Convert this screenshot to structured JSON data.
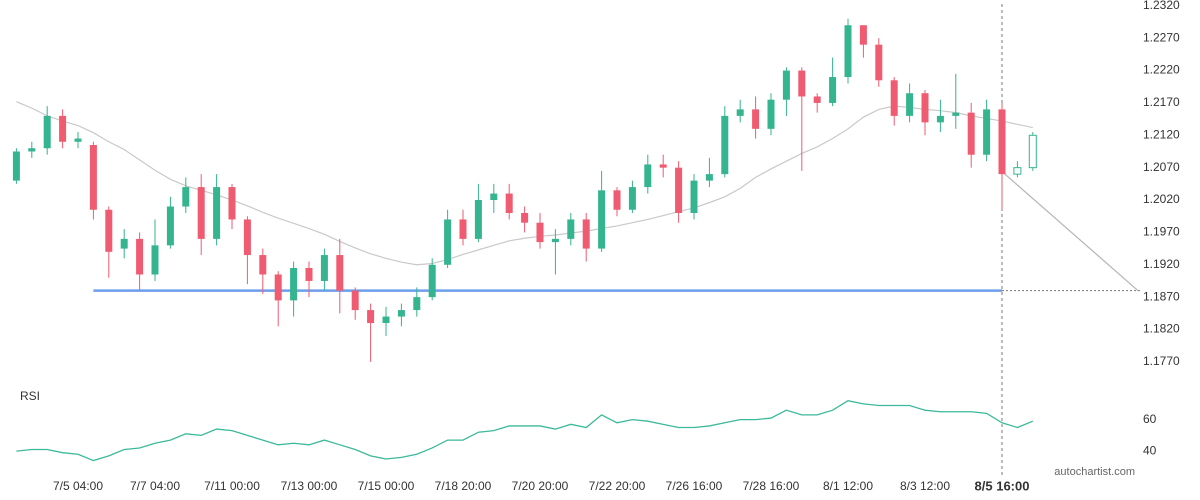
{
  "chart_data": [
    {
      "type": "candlestick",
      "categories": [
        null,
        null,
        null,
        null,
        "7/5 04:00",
        null,
        null,
        null,
        null,
        "7/7 04:00",
        null,
        null,
        null,
        null,
        "7/11 00:00",
        null,
        null,
        null,
        null,
        "7/13 00:00",
        null,
        null,
        null,
        null,
        "7/15 00:00",
        null,
        null,
        null,
        null,
        "7/18 20:00",
        null,
        null,
        null,
        null,
        "7/20 20:00",
        null,
        null,
        null,
        null,
        "7/22 20:00",
        null,
        null,
        null,
        null,
        "7/26 16:00",
        null,
        null,
        null,
        null,
        "7/28 16:00",
        null,
        null,
        null,
        null,
        "8/1 12:00",
        null,
        null,
        null,
        null,
        "8/3 12:00",
        null,
        null,
        null,
        null,
        "8/5 16:00",
        null,
        null
      ],
      "open": [
        1.205,
        1.2095,
        1.21,
        1.215,
        1.211,
        1.2105,
        1.2005,
        1.1945,
        1.196,
        1.1905,
        1.195,
        1.201,
        1.204,
        1.196,
        1.204,
        1.199,
        1.1935,
        1.1905,
        1.1865,
        1.1915,
        1.1895,
        1.1935,
        1.188,
        1.185,
        1.183,
        1.184,
        1.185,
        1.187,
        1.192,
        1.199,
        1.196,
        1.202,
        1.203,
        1.2,
        1.1985,
        1.1955,
        1.196,
        1.199,
        1.1945,
        1.2035,
        1.2005,
        1.204,
        1.2075,
        1.207,
        1.2,
        1.205,
        1.206,
        1.215,
        1.216,
        1.213,
        1.2175,
        1.222,
        1.218,
        1.217,
        1.221,
        1.229,
        1.226,
        1.2205,
        1.215,
        1.2185,
        1.214,
        1.215,
        1.2155,
        1.209,
        1.216,
        1.206,
        1.207
      ],
      "high": [
        1.21,
        1.211,
        1.2165,
        1.216,
        1.2125,
        1.211,
        1.201,
        1.1975,
        1.197,
        1.199,
        1.2025,
        1.2055,
        1.206,
        1.206,
        1.2045,
        1.1995,
        1.1945,
        1.191,
        1.1925,
        1.1925,
        1.1945,
        1.196,
        1.1885,
        1.186,
        1.1855,
        1.186,
        1.1885,
        1.193,
        1.2005,
        1.2005,
        1.2045,
        1.2045,
        1.2045,
        1.201,
        1.2,
        1.1975,
        1.2,
        1.2,
        1.2065,
        1.204,
        1.205,
        1.209,
        1.209,
        1.208,
        1.206,
        1.2085,
        1.2165,
        1.2175,
        1.218,
        1.2185,
        1.2225,
        1.2225,
        1.2185,
        1.224,
        1.23,
        1.229,
        1.227,
        1.221,
        1.22,
        1.219,
        1.2175,
        1.2215,
        1.217,
        1.2175,
        1.217,
        1.208,
        1.2125
      ],
      "low": [
        1.2045,
        1.2085,
        1.209,
        1.21,
        1.21,
        1.199,
        1.19,
        1.193,
        1.188,
        1.1895,
        1.1945,
        1.2,
        1.1935,
        1.195,
        1.1975,
        1.189,
        1.1875,
        1.1825,
        1.184,
        1.187,
        1.188,
        1.1845,
        1.1835,
        1.177,
        1.181,
        1.1825,
        1.184,
        1.1865,
        1.1915,
        1.195,
        1.1955,
        1.2,
        1.199,
        1.197,
        1.1945,
        1.1905,
        1.195,
        1.1925,
        1.194,
        1.1995,
        1.2,
        1.203,
        1.2055,
        1.1985,
        1.199,
        1.204,
        1.2055,
        1.214,
        1.2115,
        1.212,
        1.215,
        1.2065,
        1.2155,
        1.2165,
        1.22,
        1.224,
        1.2195,
        1.2135,
        1.214,
        1.212,
        1.2125,
        1.213,
        1.207,
        1.208,
        1.2005,
        1.2055,
        1.2065
      ],
      "close": [
        1.2095,
        1.21,
        1.215,
        1.211,
        1.2115,
        1.2005,
        1.194,
        1.196,
        1.1905,
        1.195,
        1.201,
        1.204,
        1.196,
        1.204,
        1.199,
        1.1935,
        1.1905,
        1.1865,
        1.1915,
        1.1895,
        1.1935,
        1.188,
        1.185,
        1.183,
        1.184,
        1.185,
        1.187,
        1.192,
        1.199,
        1.196,
        1.202,
        1.203,
        1.2,
        1.1985,
        1.1955,
        1.196,
        1.199,
        1.1945,
        1.2035,
        1.2005,
        1.204,
        1.2075,
        1.207,
        1.2,
        1.205,
        1.206,
        1.215,
        1.216,
        1.213,
        1.2175,
        1.222,
        1.218,
        1.217,
        1.221,
        1.229,
        1.226,
        1.2205,
        1.215,
        1.2185,
        1.214,
        1.215,
        1.2155,
        1.209,
        1.216,
        1.206,
        1.207,
        1.212
      ],
      "up_color": "#34b48f",
      "down_color": "#ef5b70",
      "moving_average": {
        "color": "#c9c9c9",
        "values": [
          1.2172,
          1.2162,
          1.215,
          1.2142,
          1.2135,
          1.2124,
          1.211,
          1.2098,
          1.2082,
          1.2066,
          1.2052,
          1.2042,
          1.2035,
          1.2028,
          1.202,
          1.2011,
          1.2001,
          1.1992,
          1.1984,
          1.1976,
          1.1967,
          1.1956,
          1.1946,
          1.1937,
          1.193,
          1.1924,
          1.192,
          1.1922,
          1.1928,
          1.1936,
          1.1943,
          1.195,
          1.1957,
          1.1961,
          1.1964,
          1.1966,
          1.1969,
          1.1972,
          1.1976,
          1.198,
          1.1985,
          1.199,
          1.1996,
          1.2002,
          1.2008,
          1.2016,
          1.2025,
          1.2038,
          1.2055,
          1.2068,
          1.208,
          1.2092,
          1.2102,
          1.2115,
          1.213,
          1.2148,
          1.216,
          1.2165,
          1.2163,
          1.216,
          1.2158,
          1.2155,
          1.215,
          1.2146,
          1.2142,
          1.2137,
          1.2132
        ]
      },
      "support": {
        "value": 1.188,
        "color": "#6d9eeb"
      },
      "forecast": {
        "from": 1.2064,
        "to": 1.188,
        "color": "#b5b5b5"
      },
      "ylim": [
        1.1742,
        1.2329
      ],
      "yticks": [
        {
          "value": 1.232,
          "label": "1.2320"
        },
        {
          "value": 1.227,
          "label": "1.2270"
        },
        {
          "value": 1.222,
          "label": "1.2220"
        },
        {
          "value": 1.217,
          "label": "1.2170"
        },
        {
          "value": 1.212,
          "label": "1.2120"
        },
        {
          "value": 1.207,
          "label": "1.2070"
        },
        {
          "value": 1.202,
          "label": "1.2020"
        },
        {
          "value": 1.197,
          "label": "1.1970"
        },
        {
          "value": 1.192,
          "label": "1.1920"
        },
        {
          "value": 1.187,
          "label": "1.1870"
        },
        {
          "value": 1.182,
          "label": "1.1820"
        },
        {
          "value": 1.177,
          "label": "1.1770"
        }
      ],
      "source": "autochartist.com"
    },
    {
      "type": "line",
      "title": "RSI",
      "color": "#3cb99a",
      "values": [
        40,
        41,
        41,
        39,
        38,
        34,
        37,
        41,
        42,
        45,
        47,
        51,
        50,
        54,
        53,
        50,
        47,
        44,
        45,
        44,
        47,
        44,
        41,
        37,
        35,
        36,
        38,
        42,
        47,
        47,
        52,
        53,
        56,
        56,
        56,
        54,
        57,
        55,
        63,
        58,
        60,
        59,
        57,
        55,
        55,
        56,
        58,
        60,
        60,
        61,
        66,
        63,
        63,
        66,
        72,
        70,
        69,
        69,
        69,
        66,
        65,
        65,
        65,
        64,
        58,
        55,
        59
      ],
      "ylim": [
        28,
        82
      ],
      "yticks": [
        40,
        60
      ]
    }
  ]
}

*-*-*

> _PROBLEM DETAILS_:
Images in the data above are to be skipped. Retype all other material exactly.

> _REPLY TO THE TASK_:
Convert this screenshot to structured JSON data.
{
  "chart_data": [
    {
      "type": "candlestick",
      "categories": [
        null,
        null,
        null,
        null,
        "7/5 04:00",
        null,
        null,
        null,
        null,
        "7/7 04:00",
        null,
        null,
        null,
        null,
        "7/11 00:00",
        null,
        null,
        null,
        null,
        "7/13 00:00",
        null,
        null,
        null,
        null,
        "7/15 00:00",
        null,
        null,
        null,
        null,
        "7/18 20:00",
        null,
        null,
        null,
        null,
        "7/20 20:00",
        null,
        null,
        null,
        null,
        "7/22 20:00",
        null,
        null,
        null,
        null,
        "7/26 16:00",
        null,
        null,
        null,
        null,
        "7/28 16:00",
        null,
        null,
        null,
        null,
        "8/1 12:00",
        null,
        null,
        null,
        null,
        "8/3 12:00",
        null,
        null,
        null,
        null,
        "8/5 16:00",
        null,
        null
      ],
      "open": [
        1.205,
        1.2095,
        1.21,
        1.215,
        1.211,
        1.2105,
        1.2005,
        1.1945,
        1.196,
        1.1905,
        1.195,
        1.201,
        1.204,
        1.196,
        1.204,
        1.199,
        1.1935,
        1.1905,
        1.1865,
        1.1915,
        1.1895,
        1.1935,
        1.188,
        1.185,
        1.183,
        1.184,
        1.185,
        1.187,
        1.192,
        1.199,
        1.196,
        1.202,
        1.203,
        1.2,
        1.1985,
        1.1955,
        1.196,
        1.199,
        1.1945,
        1.2035,
        1.2005,
        1.204,
        1.2075,
        1.207,
        1.2,
        1.205,
        1.206,
        1.215,
        1.216,
        1.213,
        1.2175,
        1.222,
        1.218,
        1.217,
        1.221,
        1.229,
        1.226,
        1.2205,
        1.215,
        1.2185,
        1.214,
        1.215,
        1.2155,
        1.209,
        1.216,
        1.206,
        1.207
      ],
      "high": [
        1.21,
        1.211,
        1.2165,
        1.216,
        1.2125,
        1.211,
        1.201,
        1.1975,
        1.197,
        1.199,
        1.2025,
        1.2055,
        1.206,
        1.206,
        1.2045,
        1.1995,
        1.1945,
        1.191,
        1.1925,
        1.1925,
        1.1945,
        1.196,
        1.1885,
        1.186,
        1.1855,
        1.186,
        1.1885,
        1.193,
        1.2005,
        1.2005,
        1.2045,
        1.2045,
        1.2045,
        1.201,
        1.2,
        1.1975,
        1.2,
        1.2,
        1.2065,
        1.204,
        1.205,
        1.209,
        1.209,
        1.208,
        1.206,
        1.2085,
        1.2165,
        1.2175,
        1.218,
        1.2185,
        1.2225,
        1.2225,
        1.2185,
        1.224,
        1.23,
        1.229,
        1.227,
        1.221,
        1.22,
        1.219,
        1.2175,
        1.2215,
        1.217,
        1.2175,
        1.217,
        1.208,
        1.2125
      ],
      "low": [
        1.2045,
        1.2085,
        1.209,
        1.21,
        1.21,
        1.199,
        1.19,
        1.193,
        1.188,
        1.1895,
        1.1945,
        1.2,
        1.1935,
        1.195,
        1.1975,
        1.189,
        1.1875,
        1.1825,
        1.184,
        1.187,
        1.188,
        1.1845,
        1.1835,
        1.177,
        1.181,
        1.1825,
        1.184,
        1.1865,
        1.1915,
        1.195,
        1.1955,
        1.2,
        1.199,
        1.197,
        1.1945,
        1.1905,
        1.195,
        1.1925,
        1.194,
        1.1995,
        1.2,
        1.203,
        1.2055,
        1.1985,
        1.199,
        1.204,
        1.2055,
        1.214,
        1.2115,
        1.212,
        1.215,
        1.2065,
        1.2155,
        1.2165,
        1.22,
        1.224,
        1.2195,
        1.2135,
        1.214,
        1.212,
        1.2125,
        1.213,
        1.207,
        1.208,
        1.2005,
        1.2055,
        1.2065
      ],
      "close": [
        1.2095,
        1.21,
        1.215,
        1.211,
        1.2115,
        1.2005,
        1.194,
        1.196,
        1.1905,
        1.195,
        1.201,
        1.204,
        1.196,
        1.204,
        1.199,
        1.1935,
        1.1905,
        1.1865,
        1.1915,
        1.1895,
        1.1935,
        1.188,
        1.185,
        1.183,
        1.184,
        1.185,
        1.187,
        1.192,
        1.199,
        1.196,
        1.202,
        1.203,
        1.2,
        1.1985,
        1.1955,
        1.196,
        1.199,
        1.1945,
        1.2035,
        1.2005,
        1.204,
        1.2075,
        1.207,
        1.2,
        1.205,
        1.206,
        1.215,
        1.216,
        1.213,
        1.2175,
        1.222,
        1.218,
        1.217,
        1.221,
        1.229,
        1.226,
        1.2205,
        1.215,
        1.2185,
        1.214,
        1.215,
        1.2155,
        1.209,
        1.216,
        1.206,
        1.207,
        1.212
      ],
      "up_color": "#34b48f",
      "down_color": "#ef5b70",
      "moving_average": {
        "color": "#c9c9c9",
        "values": [
          1.2172,
          1.2162,
          1.215,
          1.2142,
          1.2135,
          1.2124,
          1.211,
          1.2098,
          1.2082,
          1.2066,
          1.2052,
          1.2042,
          1.2035,
          1.2028,
          1.202,
          1.2011,
          1.2001,
          1.1992,
          1.1984,
          1.1976,
          1.1967,
          1.1956,
          1.1946,
          1.1937,
          1.193,
          1.1924,
          1.192,
          1.1922,
          1.1928,
          1.1936,
          1.1943,
          1.195,
          1.1957,
          1.1961,
          1.1964,
          1.1966,
          1.1969,
          1.1972,
          1.1976,
          1.198,
          1.1985,
          1.199,
          1.1996,
          1.2002,
          1.2008,
          1.2016,
          1.2025,
          1.2038,
          1.2055,
          1.2068,
          1.208,
          1.2092,
          1.2102,
          1.2115,
          1.213,
          1.2148,
          1.216,
          1.2165,
          1.2163,
          1.216,
          1.2158,
          1.2155,
          1.215,
          1.2146,
          1.2142,
          1.2137,
          1.2132
        ]
      },
      "support": {
        "value": 1.188,
        "color": "#6d9eeb"
      },
      "forecast": {
        "from": 1.2064,
        "to": 1.188,
        "color": "#b5b5b5"
      },
      "ylim": [
        1.1742,
        1.2329
      ],
      "yticks": [
        {
          "value": 1.232,
          "label": "1.2320"
        },
        {
          "value": 1.227,
          "label": "1.2270"
        },
        {
          "value": 1.222,
          "label": "1.2220"
        },
        {
          "value": 1.217,
          "label": "1.2170"
        },
        {
          "value": 1.212,
          "label": "1.2120"
        },
        {
          "value": 1.207,
          "label": "1.2070"
        },
        {
          "value": 1.202,
          "label": "1.2020"
        },
        {
          "value": 1.197,
          "label": "1.1970"
        },
        {
          "value": 1.192,
          "label": "1.1920"
        },
        {
          "value": 1.187,
          "label": "1.1870"
        },
        {
          "value": 1.182,
          "label": "1.1820"
        },
        {
          "value": 1.177,
          "label": "1.1770"
        }
      ],
      "source": "autochartist.com"
    },
    {
      "type": "line",
      "title": "RSI",
      "color": "#3cb99a",
      "values": [
        40,
        41,
        41,
        39,
        38,
        34,
        37,
        41,
        42,
        45,
        47,
        51,
        50,
        54,
        53,
        50,
        47,
        44,
        45,
        44,
        47,
        44,
        41,
        37,
        35,
        36,
        38,
        42,
        47,
        47,
        52,
        53,
        56,
        56,
        56,
        54,
        57,
        55,
        63,
        58,
        60,
        59,
        57,
        55,
        55,
        56,
        58,
        60,
        60,
        61,
        66,
        63,
        63,
        66,
        72,
        70,
        69,
        69,
        69,
        66,
        65,
        65,
        65,
        64,
        58,
        55,
        59
      ],
      "ylim": [
        28,
        82
      ],
      "yticks": [
        40,
        60
      ]
    }
  ]
}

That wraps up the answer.